TASK REQUIREMENTS
Wherever the string "color" appears in a line, extract that line.
[Begin RAW RECORDS]
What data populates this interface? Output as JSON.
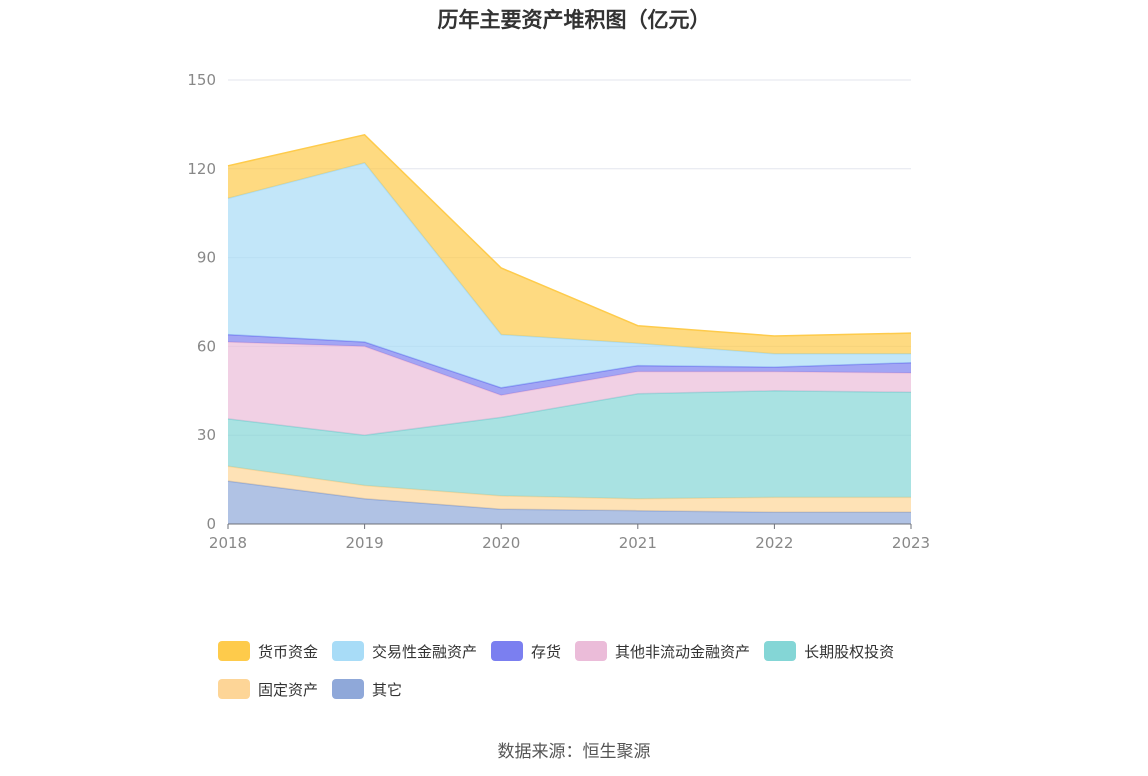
{
  "chart_data": {
    "type": "area",
    "stacked": true,
    "title": "历年主要资产堆积图（亿元）",
    "x": [
      "2018",
      "2019",
      "2020",
      "2021",
      "2022",
      "2023"
    ],
    "ylim": [
      0,
      150
    ],
    "yticks": [
      0,
      30,
      60,
      90,
      120,
      150
    ],
    "grid": true,
    "legend_position": "bottom",
    "series": [
      {
        "name": "其它",
        "color": "#8fa8d9",
        "values": [
          14.5,
          8.5,
          5,
          4.5,
          4,
          4
        ]
      },
      {
        "name": "固定资产",
        "color": "#fdd597",
        "values": [
          5,
          4.5,
          4.5,
          4,
          5,
          5
        ]
      },
      {
        "name": "长期股权投资",
        "color": "#84d6d6",
        "values": [
          16,
          17,
          26.5,
          35.5,
          36,
          35.5
        ]
      },
      {
        "name": "其他非流动金融资产",
        "color": "#ebbcd9",
        "values": [
          26,
          30,
          7.5,
          7.5,
          6.5,
          6.5
        ]
      },
      {
        "name": "存货",
        "color": "#7b7ff0",
        "values": [
          2.5,
          1.5,
          2.5,
          2,
          1.5,
          3.5
        ]
      },
      {
        "name": "交易性金融资产",
        "color": "#a8dcf7",
        "values": [
          46,
          60.5,
          18,
          7.5,
          4.5,
          3
        ]
      },
      {
        "name": "货币资金",
        "color": "#fecb4b",
        "values": [
          11,
          9.5,
          22.5,
          6,
          6,
          7
        ]
      }
    ],
    "legend_order": [
      "货币资金",
      "交易性金融资产",
      "存货",
      "其他非流动金融资产",
      "长期股权投资",
      "固定资产",
      "其它"
    ]
  },
  "source": "数据来源：恒生聚源"
}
[End RAW RECORDS]
FULL OUTPUT
        "color": "#8fa8d9",
        "color": "#fdd597",
        "color": "#84d6d6",
        "color": "#ebbcd9",
        "color": "#7b7ff0",
        "color": "#a8dcf7",
        "color": "#fecb4b",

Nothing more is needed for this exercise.